* **EXERCISE INSTRUCTIONS**
Retype each record below word for word. Leave the pictures out.

* **DATA TO USE**
•••••

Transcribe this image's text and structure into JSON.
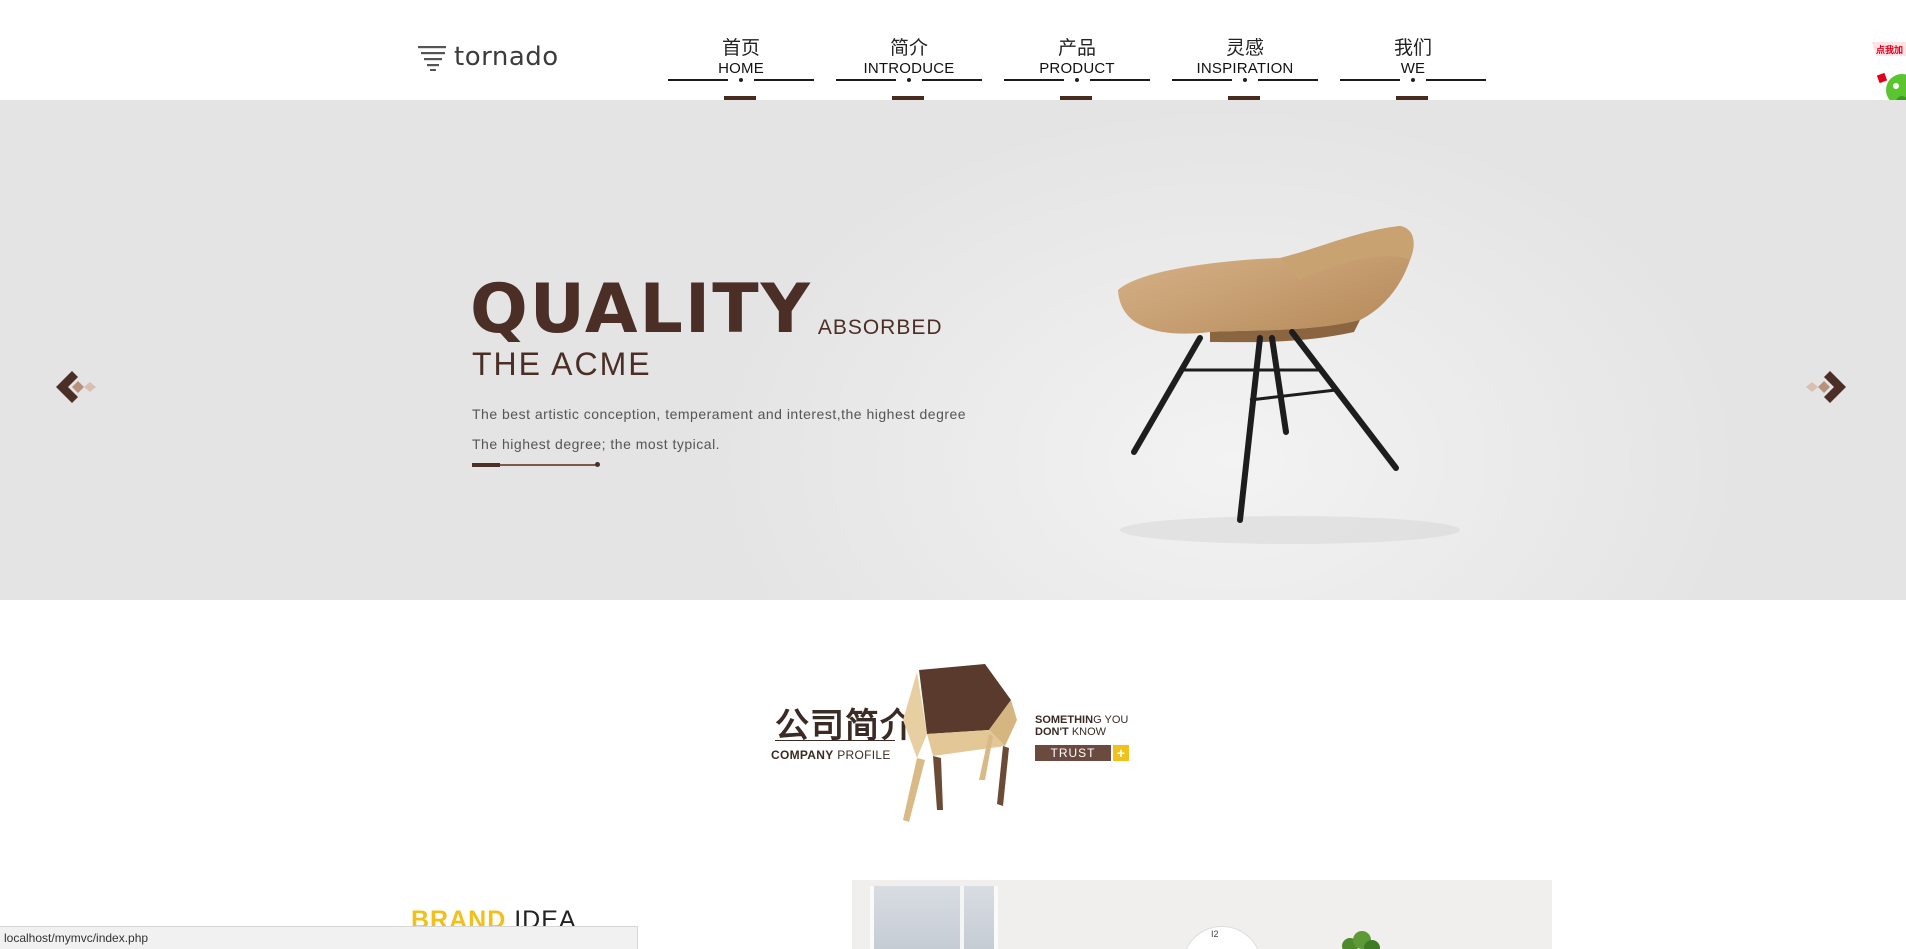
{
  "header": {
    "logo_text": "tornado",
    "nav": [
      {
        "cn": "首页",
        "en": "HOME"
      },
      {
        "cn": "简介",
        "en": "INTRODUCE"
      },
      {
        "cn": "产品",
        "en": "PRODUCT"
      },
      {
        "cn": "灵感",
        "en": "INSPIRATION"
      },
      {
        "cn": "我们",
        "en": "WE"
      }
    ],
    "float_ad_text": "点我加"
  },
  "banner": {
    "title_big": "QUALITY",
    "title_small": "ABSORBED",
    "subtitle": "THE ACME",
    "line1": "The best artistic conception, temperament and interest,the highest degree",
    "line2": "The highest degree; the most typical.",
    "prev_icon": "chevron-left-icon",
    "next_icon": "chevron-right-icon"
  },
  "profile": {
    "cn_title": "公司简介",
    "en_bold": "COMPANY",
    "en_light": "PROFILE",
    "some_bold": "SOMETHIN",
    "some_light": "G YOU",
    "dont_bold": "DON'T",
    "dont_light": "KNOW",
    "trust": "TRUST",
    "plus": "+"
  },
  "brand": {
    "word1": "BRAND",
    "word2": "IDEA"
  },
  "photo": {
    "clock_text": "I2"
  },
  "status": {
    "url": "localhost/mymvc/index.php"
  },
  "colors": {
    "brown": "#4b2f26",
    "accent_yellow": "#f2c01c",
    "banner_bg": "#e4e4e4"
  }
}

•••••

* **EXERCISE RESULT**
Transcribe this image's text and structure into JSON.
{
  "header": {
    "logo_text": "tornado",
    "nav": [
      {
        "cn": "首页",
        "en": "HOME"
      },
      {
        "cn": "简介",
        "en": "INTRODUCE"
      },
      {
        "cn": "产品",
        "en": "PRODUCT"
      },
      {
        "cn": "灵感",
        "en": "INSPIRATION"
      },
      {
        "cn": "我们",
        "en": "WE"
      }
    ],
    "float_ad_text": "点我加"
  },
  "banner": {
    "title_big": "QUALITY",
    "title_small": "ABSORBED",
    "subtitle": "THE ACME",
    "line1": "The best artistic conception, temperament and interest,the highest degree",
    "line2": "The highest degree; the most typical.",
    "prev_icon": "chevron-left-icon",
    "next_icon": "chevron-right-icon"
  },
  "profile": {
    "cn_title": "公司简介",
    "en_bold": "COMPANY",
    "en_light": "PROFILE",
    "some_bold": "SOMETHIN",
    "some_light": "G YOU",
    "dont_bold": "DON'T",
    "dont_light": "KNOW",
    "trust": "TRUST",
    "plus": "+"
  },
  "brand": {
    "word1": "BRAND",
    "word2": "IDEA"
  },
  "photo": {
    "clock_text": "I2"
  },
  "status": {
    "url": "localhost/mymvc/index.php"
  },
  "colors": {
    "brown": "#4b2f26",
    "accent_yellow": "#f2c01c",
    "banner_bg": "#e4e4e4"
  }
}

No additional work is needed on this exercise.